Goal: Copy every line of the records below verbatim, leaving out the pictures.

Given records:
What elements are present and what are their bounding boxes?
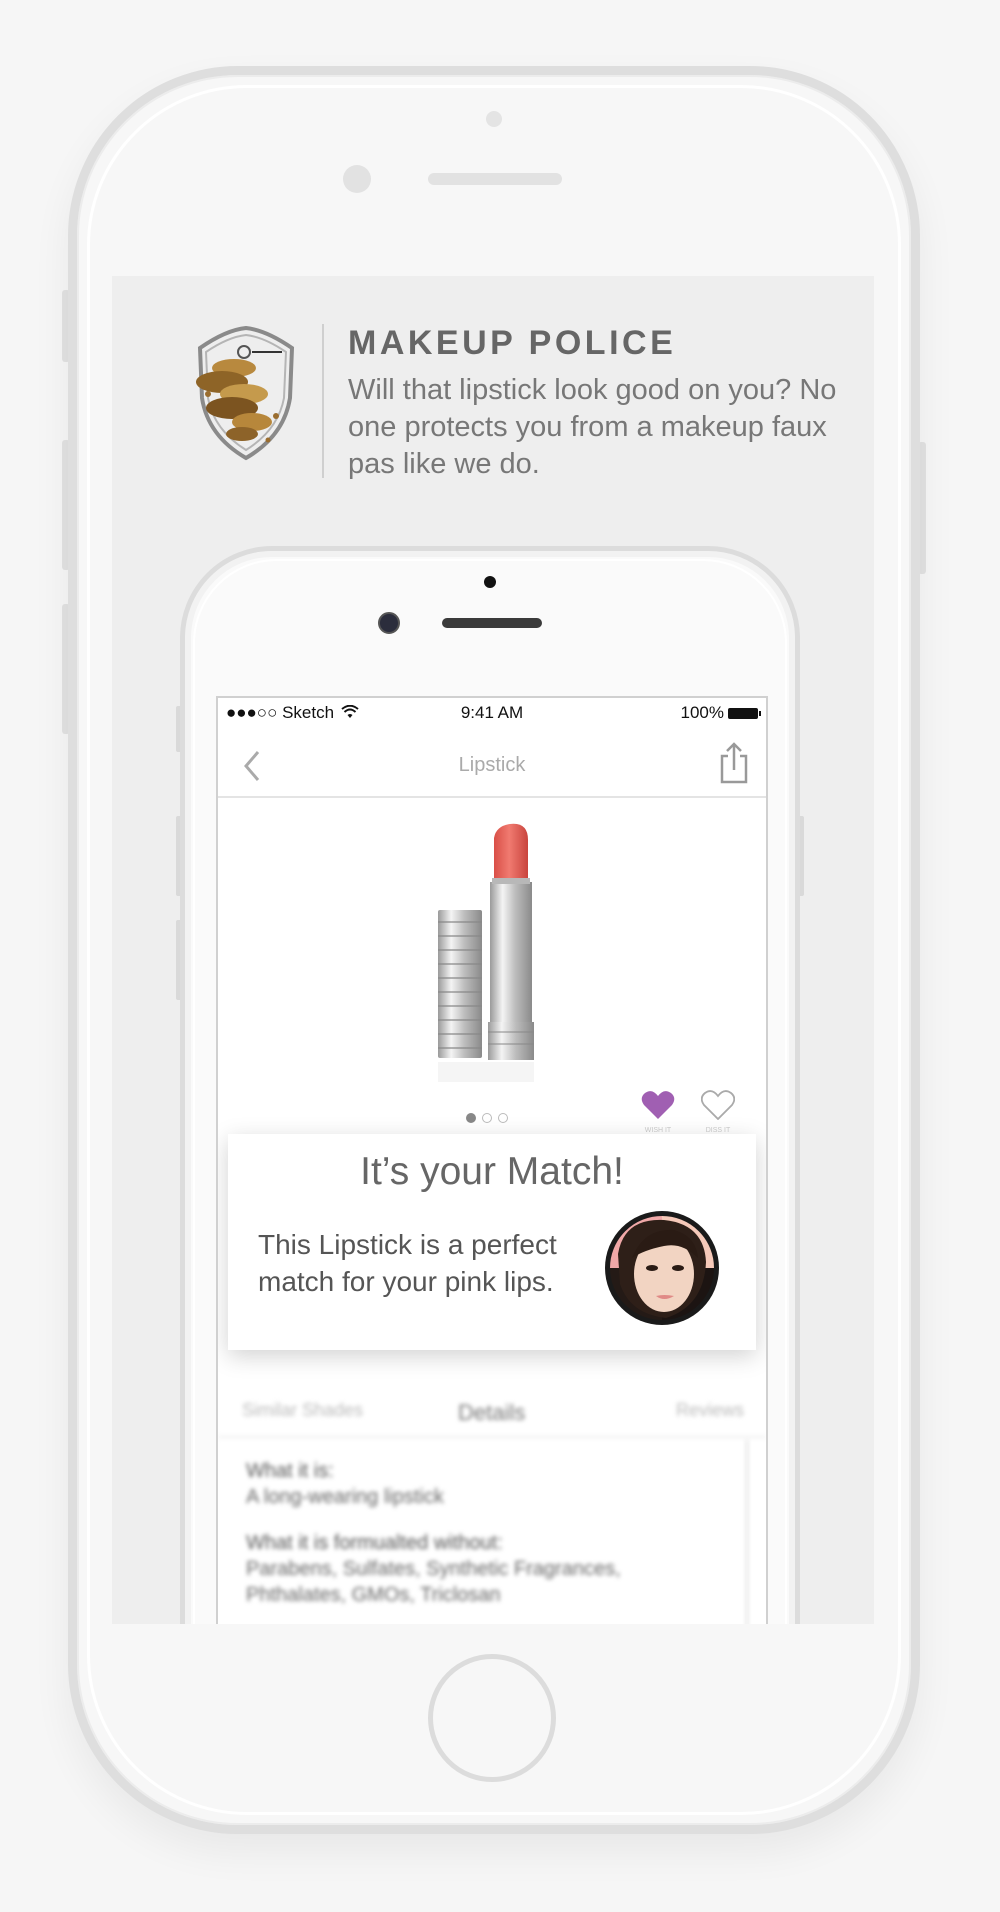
formulated-without-label: What it is formualted without: [246, 1532, 503, 1554]
image-carousel-dots[interactable] [466, 1110, 514, 1128]
outer-earpiece-speaker [428, 173, 562, 185]
outer-home-button[interactable] [428, 1654, 556, 1782]
outer-proximity-sensor [486, 111, 502, 127]
match-title: It’s your Match! [360, 1150, 624, 1193]
tab-similar-shades[interactable]: Similar Shades [242, 1400, 363, 1421]
heart-filled-icon [641, 1091, 675, 1119]
share-icon[interactable] [718, 740, 750, 786]
app-viewport-clip: ●●●○○ Sketch 9:41 AM 100% Lipstick WISH … [112, 276, 874, 1624]
wish-it-button[interactable]: WISH IT [638, 1090, 678, 1140]
tab-details[interactable]: Details [458, 1400, 525, 1426]
navigation-bar: Lipstick [218, 728, 766, 798]
lipstick-product-image [438, 823, 534, 1082]
carousel-dot-1[interactable] [466, 1113, 476, 1123]
battery-status: 100% [680, 703, 761, 723]
what-it-is-value: A long-wearing lipstick [246, 1486, 444, 1508]
battery-percent: 100% [680, 703, 724, 722]
product-tabs: Similar Shades Details Reviews [218, 1388, 766, 1438]
product-details: What it is: A long-wearing lipstick What… [246, 1458, 686, 1608]
diss-it-button[interactable]: DISS IT [698, 1090, 738, 1140]
match-popup-card[interactable]: It’s your Match! This Lipstick is a perf… [228, 1134, 756, 1350]
what-it-is-label: What it is: [246, 1460, 334, 1482]
nav-title: Lipstick [458, 754, 526, 776]
battery-icon [728, 708, 761, 719]
status-bar: ●●●○○ Sketch 9:41 AM 100% [218, 698, 766, 728]
lipstick-app-screen: ●●●○○ Sketch 9:41 AM 100% Lipstick WISH … [216, 696, 768, 1624]
tab-reviews[interactable]: Reviews [676, 1400, 744, 1421]
details-scroll-indicator [746, 1440, 748, 1624]
outer-front-camera [343, 165, 371, 193]
carousel-dot-2[interactable] [482, 1113, 492, 1123]
wish-it-label: WISH IT [644, 1127, 672, 1134]
broken-heart-outline-icon [700, 1090, 736, 1121]
diss-it-label: DISS IT [705, 1127, 731, 1134]
match-message: This Lipstick is a perfect match for you… [258, 1229, 557, 1297]
carousel-dot-3[interactable] [498, 1113, 508, 1123]
user-face-avatar[interactable] [604, 1210, 720, 1326]
formulated-without-value: Parabens, Sulfates, Synthetic Fragrances… [246, 1558, 621, 1606]
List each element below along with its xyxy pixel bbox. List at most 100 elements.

The completed task:
What elements are present and what are their bounding boxes?
formulated-without-label: What it is formualted without: [246, 1532, 503, 1554]
image-carousel-dots[interactable] [466, 1110, 514, 1128]
outer-earpiece-speaker [428, 173, 562, 185]
outer-home-button[interactable] [428, 1654, 556, 1782]
outer-proximity-sensor [486, 111, 502, 127]
match-title: It’s your Match! [360, 1150, 624, 1193]
tab-similar-shades[interactable]: Similar Shades [242, 1400, 363, 1421]
heart-filled-icon [641, 1091, 675, 1119]
share-icon[interactable] [718, 740, 750, 786]
app-viewport-clip: ●●●○○ Sketch 9:41 AM 100% Lipstick WISH … [112, 276, 874, 1624]
wish-it-button[interactable]: WISH IT [638, 1090, 678, 1140]
tab-details[interactable]: Details [458, 1400, 525, 1426]
navigation-bar: Lipstick [218, 728, 766, 798]
lipstick-product-image [438, 823, 534, 1082]
carousel-dot-1[interactable] [466, 1113, 476, 1123]
battery-status: 100% [680, 703, 761, 723]
what-it-is-value: A long-wearing lipstick [246, 1486, 444, 1508]
battery-percent: 100% [680, 703, 724, 722]
product-tabs: Similar Shades Details Reviews [218, 1388, 766, 1438]
product-details: What it is: A long-wearing lipstick What… [246, 1458, 686, 1608]
diss-it-button[interactable]: DISS IT [698, 1090, 738, 1140]
match-popup-card[interactable]: It’s your Match! This Lipstick is a perf… [228, 1134, 756, 1350]
what-it-is-label: What it is: [246, 1460, 334, 1482]
nav-title: Lipstick [458, 754, 526, 776]
battery-icon [728, 708, 761, 719]
status-bar: ●●●○○ Sketch 9:41 AM 100% [218, 698, 766, 728]
lipstick-app-screen: ●●●○○ Sketch 9:41 AM 100% Lipstick WISH … [216, 696, 768, 1624]
tab-reviews[interactable]: Reviews [676, 1400, 744, 1421]
details-scroll-indicator [746, 1440, 748, 1624]
outer-front-camera [343, 165, 371, 193]
carousel-dot-2[interactable] [482, 1113, 492, 1123]
wish-it-label: WISH IT [644, 1127, 672, 1134]
broken-heart-outline-icon [700, 1090, 736, 1121]
diss-it-label: DISS IT [705, 1127, 731, 1134]
match-message: This Lipstick is a perfect match for you… [258, 1229, 557, 1297]
carousel-dot-3[interactable] [498, 1113, 508, 1123]
user-face-avatar[interactable] [604, 1210, 720, 1326]
formulated-without-value: Parabens, Sulfates, Synthetic Fragrances… [246, 1558, 621, 1606]
List each element below along with its xyxy pixel bbox. List at most 100 elements.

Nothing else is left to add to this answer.